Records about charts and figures
.....
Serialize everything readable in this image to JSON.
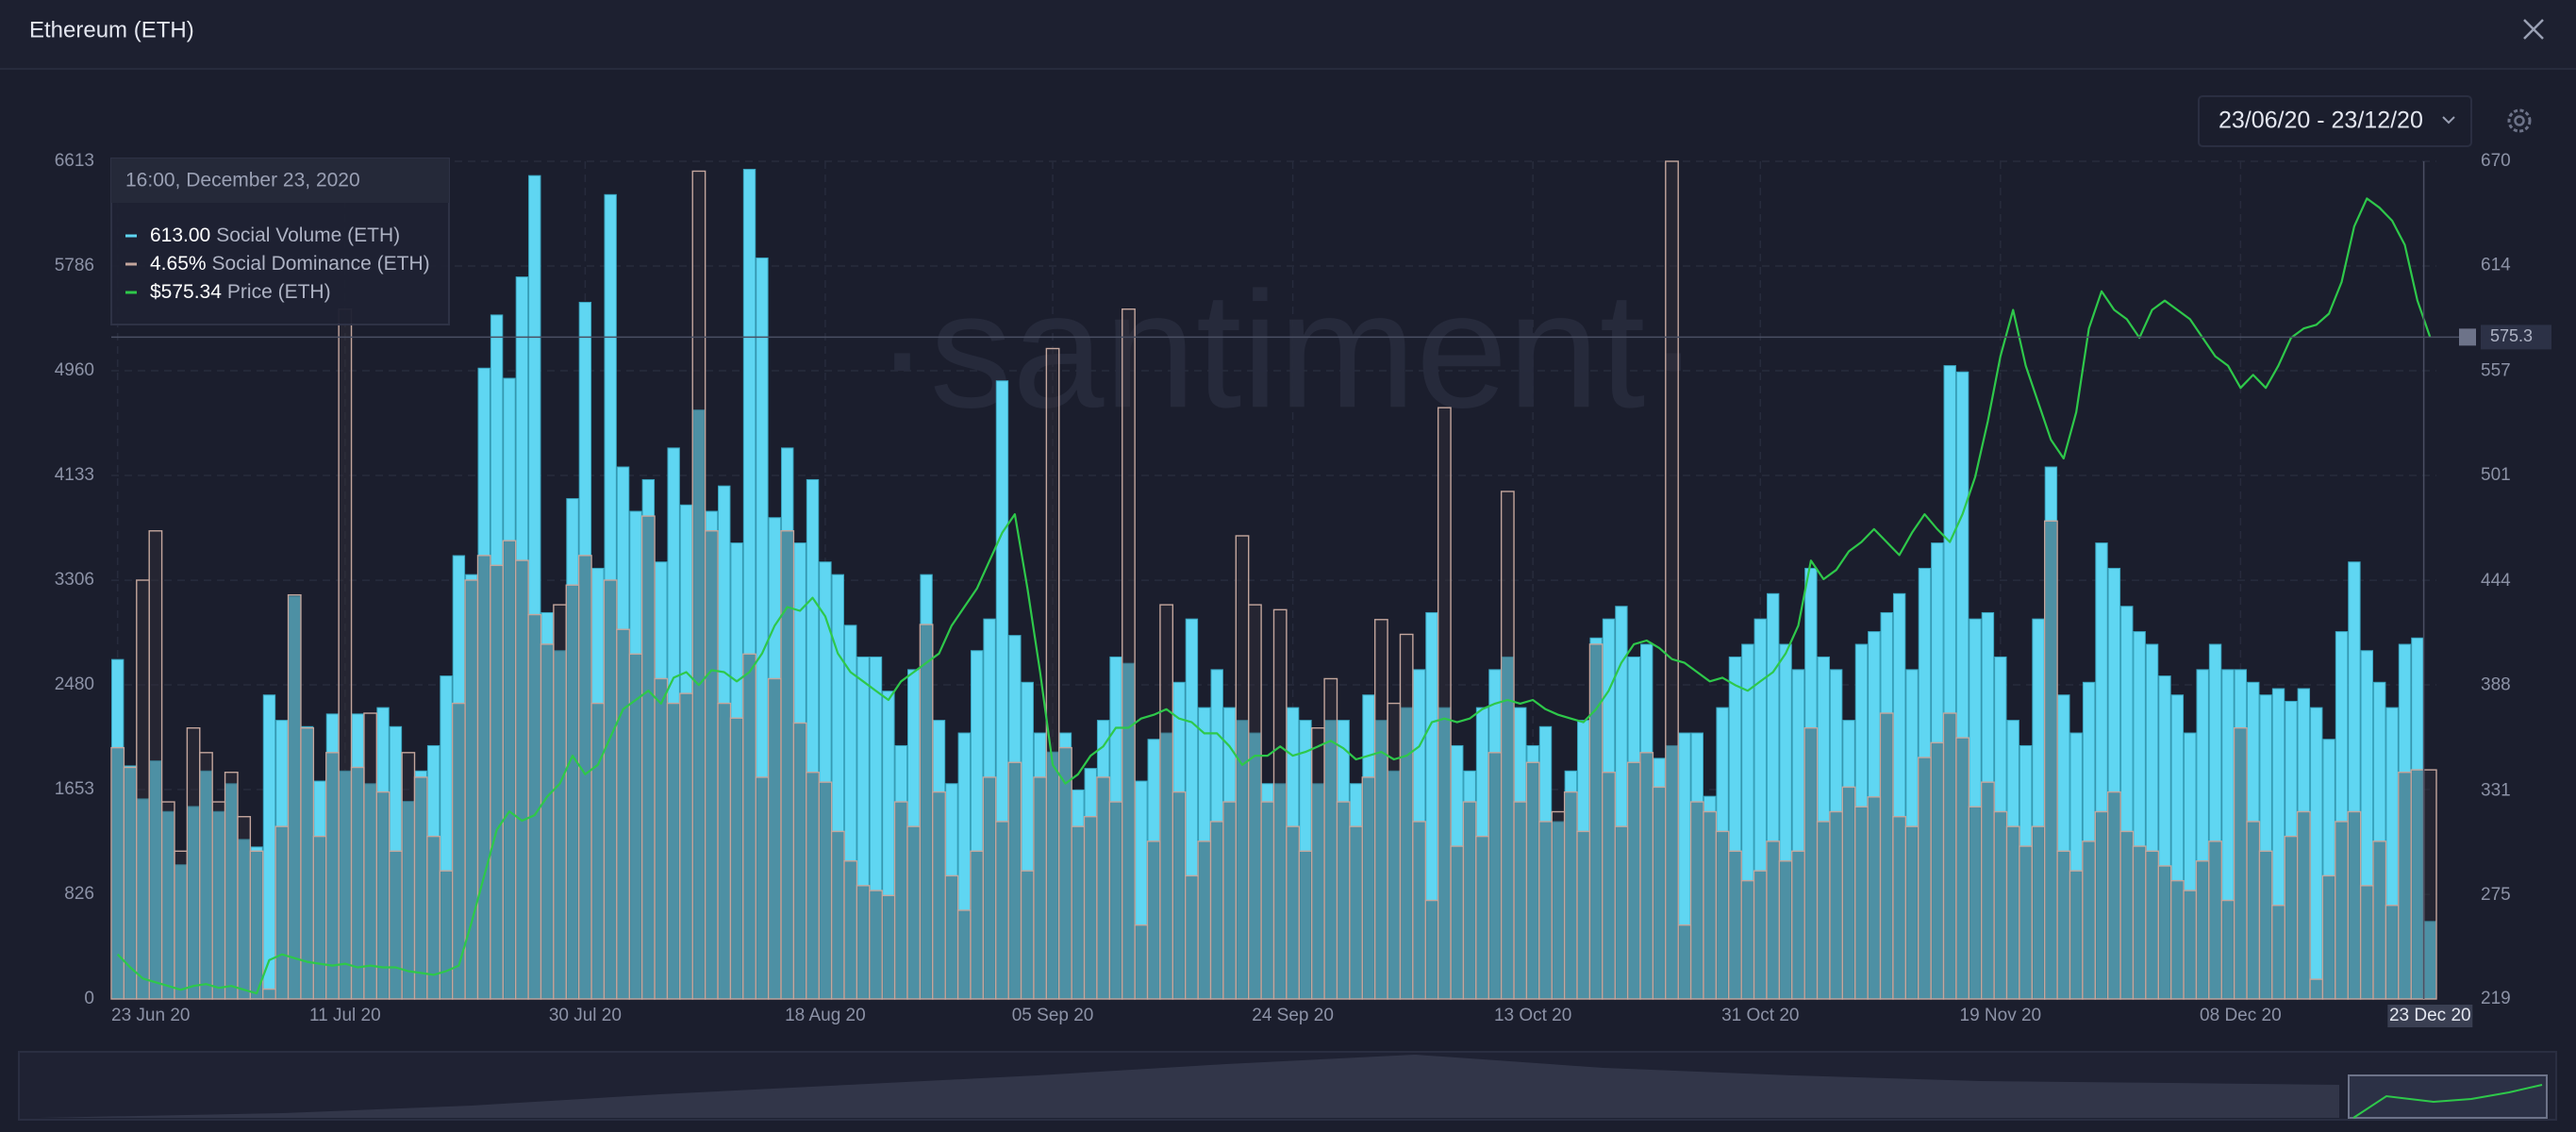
{
  "header": {
    "title": "Ethereum (ETH)",
    "date_range": "23/06/20 - 23/12/20"
  },
  "watermark": "·santiment·",
  "chart_data": {
    "type": "bar",
    "categories": [
      "23 Jun 20",
      null,
      null,
      null,
      null,
      null,
      null,
      null,
      null,
      null,
      null,
      null,
      null,
      null,
      null,
      null,
      null,
      null,
      "11 Jul 20",
      null,
      null,
      null,
      null,
      null,
      null,
      null,
      null,
      null,
      null,
      null,
      null,
      null,
      null,
      null,
      null,
      null,
      null,
      "30 Jul 20",
      null,
      null,
      null,
      null,
      null,
      null,
      null,
      null,
      null,
      null,
      null,
      null,
      null,
      null,
      null,
      null,
      null,
      null,
      "18 Aug 20",
      null,
      null,
      null,
      null,
      null,
      null,
      null,
      null,
      null,
      null,
      null,
      null,
      null,
      null,
      null,
      null,
      null,
      "05 Sep 20",
      null,
      null,
      null,
      null,
      null,
      null,
      null,
      null,
      null,
      null,
      null,
      null,
      null,
      null,
      null,
      null,
      null,
      null,
      "24 Sep 20",
      null,
      null,
      null,
      null,
      null,
      null,
      null,
      null,
      null,
      null,
      null,
      null,
      null,
      null,
      null,
      null,
      null,
      null,
      "13 Oct 20",
      null,
      null,
      null,
      null,
      null,
      null,
      null,
      null,
      null,
      null,
      null,
      null,
      null,
      null,
      null,
      null,
      null,
      "31 Oct 20",
      null,
      null,
      null,
      null,
      null,
      null,
      null,
      null,
      null,
      null,
      null,
      null,
      null,
      null,
      null,
      null,
      null,
      null,
      "19 Nov 20",
      null,
      null,
      null,
      null,
      null,
      null,
      null,
      null,
      null,
      null,
      null,
      null,
      null,
      null,
      null,
      null,
      null,
      null,
      "08 Dec 20",
      null,
      null,
      null,
      null,
      null,
      null,
      null,
      null,
      null,
      null,
      null,
      null,
      null,
      null,
      "23 Dec 20"
    ],
    "series": [
      {
        "name": "Social Volume (ETH)",
        "color": "#5fd6f2",
        "values": [
          2680,
          1840,
          1580,
          1880,
          1480,
          1060,
          1520,
          1800,
          1480,
          1700,
          1260,
          1200,
          2400,
          2200,
          3180,
          2150,
          1720,
          2250,
          1800,
          2250,
          1700,
          2300,
          2150,
          1560,
          1800,
          2000,
          2550,
          3500,
          3350,
          4980,
          5400,
          4900,
          5700,
          6500,
          3050,
          2750,
          3950,
          5500,
          3400,
          6350,
          4200,
          3850,
          4100,
          3450,
          4350,
          3900,
          4650,
          3850,
          4050,
          3600,
          6550,
          5850,
          3800,
          4350,
          3600,
          4100,
          3450,
          3350,
          2950,
          2700,
          2700,
          2430,
          2000,
          2600,
          3350,
          2200,
          1700,
          2100,
          2750,
          3000,
          4880,
          2870,
          2500,
          2100,
          1950,
          2100,
          1650,
          1820,
          2200,
          2700,
          2650,
          1720,
          2050,
          2100,
          2500,
          3000,
          2300,
          2600,
          2300,
          2200,
          2100,
          1700,
          1700,
          2300,
          2200,
          1700,
          2200,
          2200,
          1700,
          2400,
          2200,
          1800,
          2300,
          2600,
          3050,
          2300,
          2000,
          1800,
          2300,
          2600,
          2700,
          2300,
          2000,
          2150,
          1400,
          1800,
          2200,
          2850,
          3000,
          3100,
          2700,
          2800,
          1900,
          2000,
          2100,
          2100,
          1600,
          2300,
          2700,
          2800,
          3000,
          3200,
          2800,
          2600,
          3400,
          2700,
          2600,
          2200,
          2800,
          2900,
          3050,
          3200,
          2600,
          3400,
          3600,
          5000,
          4950,
          3000,
          3050,
          2700,
          2200,
          2000,
          3000,
          4200,
          2400,
          2100,
          2500,
          3600,
          3400,
          3100,
          2900,
          2800,
          2550,
          2400,
          2100,
          2600,
          2800,
          2600,
          2600,
          2500,
          2400,
          2450,
          2350,
          2450,
          2300,
          2050,
          2900,
          3450,
          2750,
          2500,
          2300,
          2800,
          2850,
          613
        ]
      },
      {
        "name": "Social Dominance (ETH)",
        "color": "#c4a69d",
        "axis": "y3",
        "values": [
          5.1,
          4.7,
          8.5,
          9.5,
          4.0,
          3.0,
          5.5,
          5.0,
          4.0,
          4.6,
          3.7,
          3.0,
          0.2,
          3.5,
          8.2,
          5.5,
          3.3,
          5.0,
          14.0,
          4.7,
          5.8,
          4.2,
          3.0,
          5.0,
          4.5,
          3.3,
          2.6,
          6.0,
          8.5,
          9.0,
          8.8,
          9.3,
          8.9,
          7.8,
          7.2,
          8.0,
          8.4,
          9.0,
          6.0,
          8.5,
          7.5,
          7.0,
          9.8,
          6.5,
          6.0,
          6.2,
          16.8,
          9.5,
          6.0,
          5.7,
          7.0,
          4.5,
          6.5,
          9.5,
          5.6,
          4.6,
          4.4,
          3.4,
          2.8,
          2.3,
          2.2,
          2.1,
          4.0,
          3.5,
          7.6,
          4.2,
          2.5,
          1.8,
          3.0,
          4.5,
          3.6,
          4.8,
          2.6,
          4.5,
          13.2,
          5.1,
          3.5,
          3.7,
          4.5,
          4.0,
          14.0,
          1.5,
          3.2,
          8.0,
          4.2,
          2.5,
          3.2,
          3.6,
          4.0,
          9.4,
          8.0,
          4.0,
          7.9,
          3.5,
          3.0,
          5.5,
          6.5,
          4.0,
          3.5,
          4.5,
          7.7,
          6.0,
          7.4,
          3.6,
          2.0,
          12.0,
          3.1,
          4.0,
          3.3,
          5.0,
          10.3,
          4.0,
          4.8,
          3.6,
          3.8,
          4.2,
          3.4,
          7.2,
          4.6,
          3.5,
          4.8,
          5.0,
          4.3,
          17.0,
          1.5,
          4.0,
          3.8,
          3.4,
          3.0,
          2.4,
          2.6,
          3.2,
          2.8,
          3.0,
          5.5,
          3.6,
          3.8,
          4.3,
          3.9,
          4.1,
          5.8,
          3.7,
          3.5,
          4.9,
          5.2,
          5.8,
          5.3,
          3.9,
          4.4,
          3.8,
          3.5,
          3.1,
          3.5,
          9.7,
          3.0,
          2.6,
          3.2,
          3.8,
          4.2,
          3.4,
          3.1,
          3.0,
          2.7,
          2.4,
          2.2,
          2.8,
          3.2,
          2.0,
          5.5,
          3.6,
          3.0,
          1.9,
          3.3,
          3.8,
          0.4,
          2.5,
          3.6,
          3.8,
          2.3,
          3.2,
          1.9,
          4.6,
          4.65,
          4.65
        ]
      },
      {
        "name": "Price (ETH)",
        "color": "#2ec84a",
        "axis": "y2",
        "values": [
          243,
          236,
          230,
          228,
          226,
          224,
          226,
          227,
          225,
          226,
          224,
          222,
          240,
          243,
          241,
          239,
          238,
          237,
          238,
          236,
          237,
          236,
          236,
          234,
          233,
          232,
          234,
          237,
          260,
          285,
          310,
          320,
          315,
          318,
          328,
          335,
          350,
          340,
          345,
          360,
          375,
          380,
          385,
          378,
          392,
          395,
          388,
          396,
          395,
          390,
          395,
          405,
          420,
          430,
          428,
          435,
          425,
          405,
          395,
          390,
          385,
          380,
          390,
          395,
          400,
          405,
          420,
          430,
          440,
          455,
          470,
          480,
          440,
          395,
          345,
          335,
          340,
          350,
          355,
          365,
          365,
          370,
          372,
          375,
          370,
          368,
          362,
          362,
          355,
          345,
          350,
          350,
          355,
          350,
          352,
          355,
          358,
          354,
          348,
          350,
          352,
          348,
          350,
          355,
          368,
          370,
          368,
          370,
          375,
          378,
          380,
          378,
          380,
          375,
          372,
          370,
          368,
          375,
          385,
          400,
          410,
          412,
          408,
          402,
          400,
          395,
          390,
          392,
          388,
          385,
          390,
          395,
          405,
          420,
          455,
          445,
          450,
          460,
          465,
          472,
          465,
          458,
          470,
          480,
          472,
          465,
          480,
          500,
          530,
          565,
          590,
          560,
          540,
          520,
          510,
          535,
          580,
          600,
          590,
          585,
          575,
          590,
          595,
          590,
          585,
          575,
          565,
          560,
          548,
          555,
          548,
          560,
          575,
          580,
          582,
          588,
          605,
          635,
          650,
          645,
          638,
          625,
          595,
          575.34
        ]
      }
    ],
    "ylim": [
      0,
      6613
    ],
    "yticks": [
      0,
      826,
      1653,
      2480,
      3306,
      4133,
      4960,
      5786,
      6613
    ],
    "y2lim": [
      219,
      670
    ],
    "y2ticks": [
      219,
      275,
      331,
      388,
      444,
      501,
      557,
      614,
      670
    ],
    "y3lim": [
      0,
      17
    ],
    "grid": true,
    "crosshair": {
      "value": 575.34,
      "label": "575.3"
    },
    "tooltip": {
      "title": "16:00, December 23, 2020",
      "values": [
        "613.00",
        "4.65%",
        "$575.34"
      ]
    }
  }
}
.....
What you will do: Copy each line of the data that contains the word "color".

Finished answer:
        "color": "#5fd6f2",
        "color": "#c4a69d",
        "color": "#2ec84a",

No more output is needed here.